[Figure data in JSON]
========
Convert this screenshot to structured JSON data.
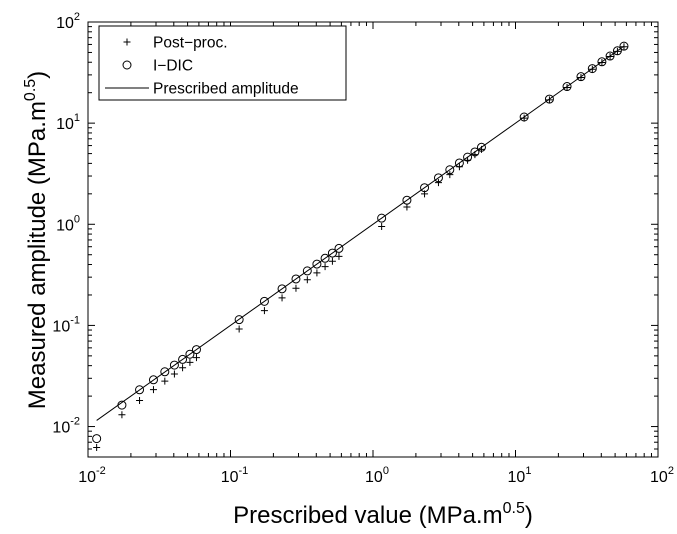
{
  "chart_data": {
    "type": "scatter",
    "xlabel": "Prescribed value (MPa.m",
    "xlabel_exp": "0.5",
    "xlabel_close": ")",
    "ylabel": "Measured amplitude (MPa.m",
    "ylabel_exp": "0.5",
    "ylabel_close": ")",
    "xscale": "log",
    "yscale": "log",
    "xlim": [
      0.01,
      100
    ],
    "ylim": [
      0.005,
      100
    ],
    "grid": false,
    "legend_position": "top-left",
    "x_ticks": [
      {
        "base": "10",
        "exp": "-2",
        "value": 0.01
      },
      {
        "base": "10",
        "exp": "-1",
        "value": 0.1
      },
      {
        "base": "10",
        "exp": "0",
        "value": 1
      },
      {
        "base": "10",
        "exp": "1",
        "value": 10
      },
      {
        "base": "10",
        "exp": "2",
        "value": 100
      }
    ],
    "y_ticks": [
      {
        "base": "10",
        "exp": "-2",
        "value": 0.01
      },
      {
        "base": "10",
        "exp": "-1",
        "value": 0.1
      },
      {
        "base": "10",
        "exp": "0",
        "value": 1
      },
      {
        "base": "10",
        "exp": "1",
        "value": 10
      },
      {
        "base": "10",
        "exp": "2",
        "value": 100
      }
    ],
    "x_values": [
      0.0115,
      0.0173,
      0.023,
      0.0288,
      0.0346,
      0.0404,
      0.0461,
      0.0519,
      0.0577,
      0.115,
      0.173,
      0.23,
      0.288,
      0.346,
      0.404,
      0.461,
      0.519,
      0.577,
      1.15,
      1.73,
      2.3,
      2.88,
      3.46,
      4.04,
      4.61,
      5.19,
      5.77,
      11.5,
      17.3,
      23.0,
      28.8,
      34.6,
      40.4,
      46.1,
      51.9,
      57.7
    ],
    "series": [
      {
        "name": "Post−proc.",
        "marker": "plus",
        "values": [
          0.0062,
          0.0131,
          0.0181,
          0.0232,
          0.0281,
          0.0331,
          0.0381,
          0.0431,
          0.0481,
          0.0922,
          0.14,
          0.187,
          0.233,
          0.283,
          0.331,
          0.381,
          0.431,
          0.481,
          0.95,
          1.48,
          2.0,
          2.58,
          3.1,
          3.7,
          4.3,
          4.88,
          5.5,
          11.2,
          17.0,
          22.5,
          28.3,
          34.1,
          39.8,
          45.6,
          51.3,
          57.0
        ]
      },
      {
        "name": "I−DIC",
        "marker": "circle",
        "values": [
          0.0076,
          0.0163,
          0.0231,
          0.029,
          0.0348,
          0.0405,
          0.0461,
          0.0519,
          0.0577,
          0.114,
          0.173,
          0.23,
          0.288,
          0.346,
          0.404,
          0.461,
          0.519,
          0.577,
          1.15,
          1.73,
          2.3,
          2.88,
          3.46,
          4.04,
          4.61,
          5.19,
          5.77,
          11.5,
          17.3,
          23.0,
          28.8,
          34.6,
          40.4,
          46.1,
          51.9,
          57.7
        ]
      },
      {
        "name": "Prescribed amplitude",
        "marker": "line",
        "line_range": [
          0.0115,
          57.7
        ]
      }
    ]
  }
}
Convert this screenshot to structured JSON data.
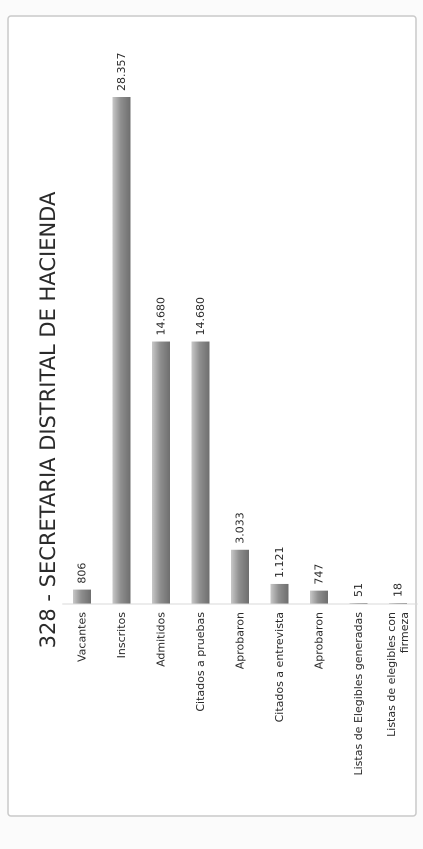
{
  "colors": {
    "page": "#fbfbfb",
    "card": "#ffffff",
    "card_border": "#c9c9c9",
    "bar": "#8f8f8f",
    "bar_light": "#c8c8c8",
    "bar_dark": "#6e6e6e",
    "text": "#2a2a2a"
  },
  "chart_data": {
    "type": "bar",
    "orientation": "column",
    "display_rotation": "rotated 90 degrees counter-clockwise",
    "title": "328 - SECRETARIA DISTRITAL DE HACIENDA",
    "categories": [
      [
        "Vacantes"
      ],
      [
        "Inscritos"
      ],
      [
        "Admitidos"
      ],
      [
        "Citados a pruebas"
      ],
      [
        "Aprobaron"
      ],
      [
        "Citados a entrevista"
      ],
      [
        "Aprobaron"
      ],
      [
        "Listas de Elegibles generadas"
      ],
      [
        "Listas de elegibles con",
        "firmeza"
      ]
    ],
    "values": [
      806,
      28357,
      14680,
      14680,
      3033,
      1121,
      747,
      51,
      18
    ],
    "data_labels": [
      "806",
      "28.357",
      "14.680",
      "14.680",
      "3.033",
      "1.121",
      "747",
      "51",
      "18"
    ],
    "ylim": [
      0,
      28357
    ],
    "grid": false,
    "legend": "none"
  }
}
========
◆ **Description of the task**
Transcribe all of the entries word for word, but skip any pictures they contain.

◆ **Task output**
Convert this screenshot to structured JSON data.
{
  "chart_data": {
    "type": "scatter",
    "xlabel": "Prescribed value (MPa.m",
    "xlabel_exp": "0.5",
    "xlabel_close": ")",
    "ylabel": "Measured amplitude (MPa.m",
    "ylabel_exp": "0.5",
    "ylabel_close": ")",
    "xscale": "log",
    "yscale": "log",
    "xlim": [
      0.01,
      100
    ],
    "ylim": [
      0.005,
      100
    ],
    "grid": false,
    "legend_position": "top-left",
    "x_ticks": [
      {
        "base": "10",
        "exp": "-2",
        "value": 0.01
      },
      {
        "base": "10",
        "exp": "-1",
        "value": 0.1
      },
      {
        "base": "10",
        "exp": "0",
        "value": 1
      },
      {
        "base": "10",
        "exp": "1",
        "value": 10
      },
      {
        "base": "10",
        "exp": "2",
        "value": 100
      }
    ],
    "y_ticks": [
      {
        "base": "10",
        "exp": "-2",
        "value": 0.01
      },
      {
        "base": "10",
        "exp": "-1",
        "value": 0.1
      },
      {
        "base": "10",
        "exp": "0",
        "value": 1
      },
      {
        "base": "10",
        "exp": "1",
        "value": 10
      },
      {
        "base": "10",
        "exp": "2",
        "value": 100
      }
    ],
    "x_values": [
      0.0115,
      0.0173,
      0.023,
      0.0288,
      0.0346,
      0.0404,
      0.0461,
      0.0519,
      0.0577,
      0.115,
      0.173,
      0.23,
      0.288,
      0.346,
      0.404,
      0.461,
      0.519,
      0.577,
      1.15,
      1.73,
      2.3,
      2.88,
      3.46,
      4.04,
      4.61,
      5.19,
      5.77,
      11.5,
      17.3,
      23.0,
      28.8,
      34.6,
      40.4,
      46.1,
      51.9,
      57.7
    ],
    "series": [
      {
        "name": "Post−proc.",
        "marker": "plus",
        "values": [
          0.0062,
          0.0131,
          0.0181,
          0.0232,
          0.0281,
          0.0331,
          0.0381,
          0.0431,
          0.0481,
          0.0922,
          0.14,
          0.187,
          0.233,
          0.283,
          0.331,
          0.381,
          0.431,
          0.481,
          0.95,
          1.48,
          2.0,
          2.58,
          3.1,
          3.7,
          4.3,
          4.88,
          5.5,
          11.2,
          17.0,
          22.5,
          28.3,
          34.1,
          39.8,
          45.6,
          51.3,
          57.0
        ]
      },
      {
        "name": "I−DIC",
        "marker": "circle",
        "values": [
          0.0076,
          0.0163,
          0.0231,
          0.029,
          0.0348,
          0.0405,
          0.0461,
          0.0519,
          0.0577,
          0.114,
          0.173,
          0.23,
          0.288,
          0.346,
          0.404,
          0.461,
          0.519,
          0.577,
          1.15,
          1.73,
          2.3,
          2.88,
          3.46,
          4.04,
          4.61,
          5.19,
          5.77,
          11.5,
          17.3,
          23.0,
          28.8,
          34.6,
          40.4,
          46.1,
          51.9,
          57.7
        ]
      },
      {
        "name": "Prescribed amplitude",
        "marker": "line",
        "line_range": [
          0.0115,
          57.7
        ]
      }
    ]
  }
}
Convert this screenshot to structured JSON data.
{
  "colors": {
    "page": "#fbfbfb",
    "card": "#ffffff",
    "card_border": "#c9c9c9",
    "bar": "#8f8f8f",
    "bar_light": "#c8c8c8",
    "bar_dark": "#6e6e6e",
    "text": "#2a2a2a"
  },
  "chart_data": {
    "type": "bar",
    "orientation": "column",
    "display_rotation": "rotated 90 degrees counter-clockwise",
    "title": "328 - SECRETARIA DISTRITAL DE HACIENDA",
    "categories": [
      [
        "Vacantes"
      ],
      [
        "Inscritos"
      ],
      [
        "Admitidos"
      ],
      [
        "Citados a pruebas"
      ],
      [
        "Aprobaron"
      ],
      [
        "Citados a entrevista"
      ],
      [
        "Aprobaron"
      ],
      [
        "Listas de Elegibles generadas"
      ],
      [
        "Listas de elegibles con",
        "firmeza"
      ]
    ],
    "values": [
      806,
      28357,
      14680,
      14680,
      3033,
      1121,
      747,
      51,
      18
    ],
    "data_labels": [
      "806",
      "28.357",
      "14.680",
      "14.680",
      "3.033",
      "1.121",
      "747",
      "51",
      "18"
    ],
    "ylim": [
      0,
      28357
    ],
    "grid": false,
    "legend": "none"
  }
}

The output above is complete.